_To do_
Write out the entire listing below exactly, with the pictures left out.

_Data records_

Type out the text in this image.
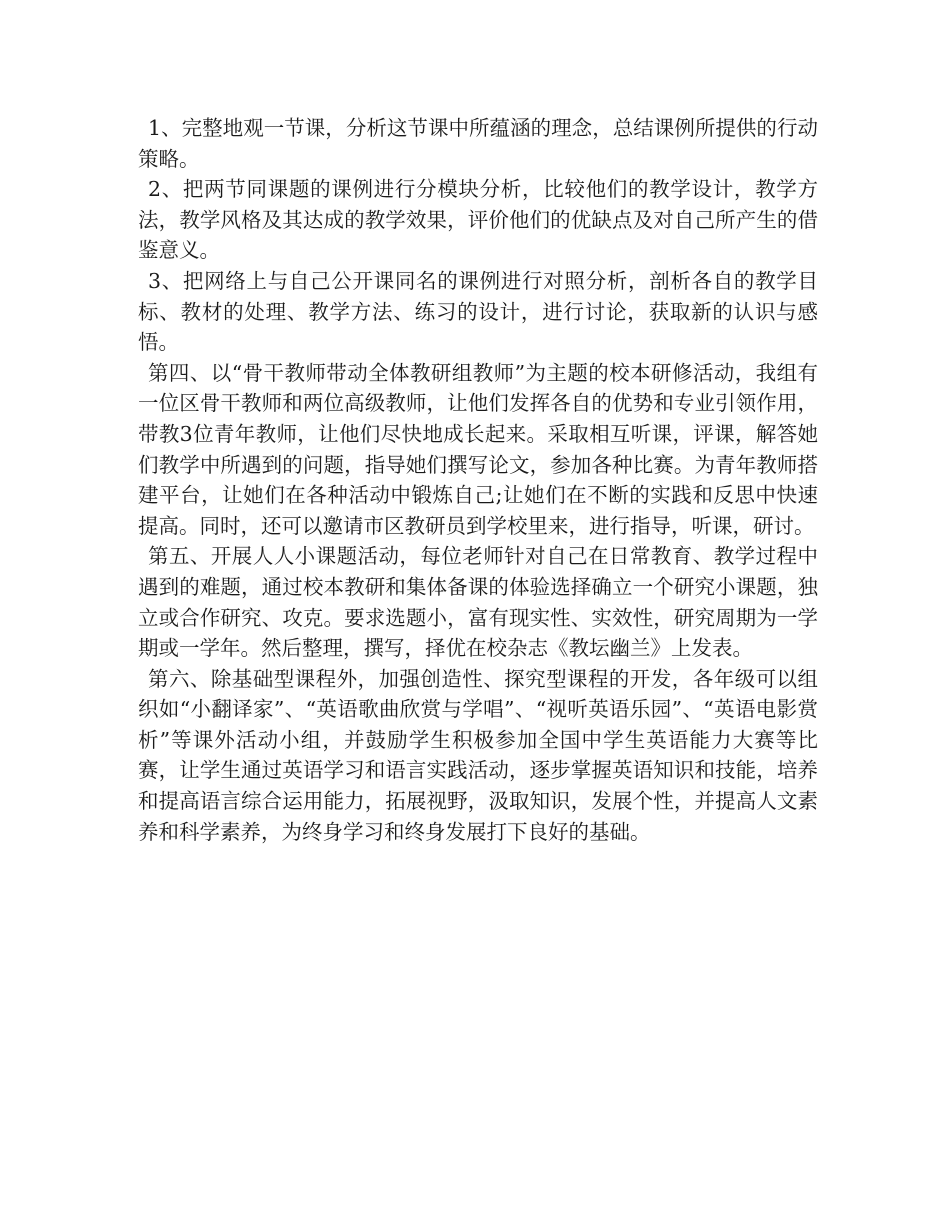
1、完整地观一节课，分析这节课中所蕴涵的理念，总结课例所提供的行动策略。

2、把两节同课题的课例进行分模块分析，比较他们的教学设计，教学方法，教学风格及其达成的教学效果，评价他们的优缺点及对自己所产生的借鉴意义。

3、把网络上与自己公开课同名的课例进行对照分析，剖析各自的教学目标、教材的处理、教学方法、练习的设计，进行讨论，获取新的认识与感悟。

第四、以“骨干教师带动全体教研组教师”为主题的校本研修活动，我组有一位区骨干教师和两位高级教师，让他们发挥各自的优势和专业引领作用，带教3位青年教师，让他们尽快地成长起来。采取相互听课，评课，解答她们教学中所遇到的问题，指导她们撰写论文，参加各种比赛。为青年教师搭建平台，让她们在各种活动中锻炼自己;让她们在不断的实践和反思中快速提高。同时，还可以邀请市区教研员到学校里来，进行指导，听课，研讨。

第五、开展人人小课题活动，每位老师针对自己在日常教育、教学过程中遇到的难题，通过校本教研和集体备课的体验选择确立一个研究小课题，独立或合作研究、攻克。要求选题小，富有现实性、实效性，研究周期为一学期或一学年。然后整理，撰写，择优在校杂志《教坛幽兰》上发表。

第六、除基础型课程外，加强创造性、探究型课程的开发，各年级可以组织如“小翻译家”、“英语歌曲欣赏与学唱”、“视听英语乐园”、“英语电影赏析”等课外活动小组，并鼓励学生积极参加全国中学生英语能力大赛等比赛，让学生通过英语学习和语言实践活动，逐步掌握英语知识和技能，培养和提高语言综合运用能力，拓展视野，汲取知识，发展个性，并提高人文素养和科学素养，为终身学习和终身发展打下良好的基础。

_Output for this task_
Type out the text in this image.
1、完整地观一节课，分析这节课中所蕴涵的理念，总结课例所提供的行动策略。

2、把两节同课题的课例进行分模块分析，比较他们的教学设计，教学方法，教学风格及其达成的教学效果，评价他们的优缺点及对自己所产生的借鉴意义。

3、把网络上与自己公开课同名的课例进行对照分析，剖析各自的教学目标、教材的处理、教学方法、练习的设计，进行讨论，获取新的认识与感悟。

第四、以“骨干教师带动全体教研组教师”为主题的校本研修活动，我组有一位区骨干教师和两位高级教师，让他们发挥各自的优势和专业引领作用，带教3位青年教师，让他们尽快地成长起来。采取相互听课，评课，解答她们教学中所遇到的问题，指导她们撰写论文，参加各种比赛。为青年教师搭建平台，让她们在各种活动中锻炼自己;让她们在不断的实践和反思中快速提高。同时，还可以邀请市区教研员到学校里来，进行指导，听课，研讨。

第五、开展人人小课题活动，每位老师针对自己在日常教育、教学过程中遇到的难题，通过校本教研和集体备课的体验选择确立一个研究小课题，独立或合作研究、攻克。要求选题小，富有现实性、实效性，研究周期为一学期或一学年。然后整理，撰写，择优在校杂志《教坛幽兰》上发表。

第六、除基础型课程外，加强创造性、探究型课程的开发，各年级可以组织如“小翻译家”、“英语歌曲欣赏与学唱”、“视听英语乐园”、“英语电影赏析”等课外活动小组，并鼓励学生积极参加全国中学生英语能力大赛等比赛，让学生通过英语学习和语言实践活动，逐步掌握英语知识和技能，培养和提高语言综合运用能力，拓展视野，汲取知识，发展个性，并提高人文素养和科学素养，为终身学习和终身发展打下良好的基础。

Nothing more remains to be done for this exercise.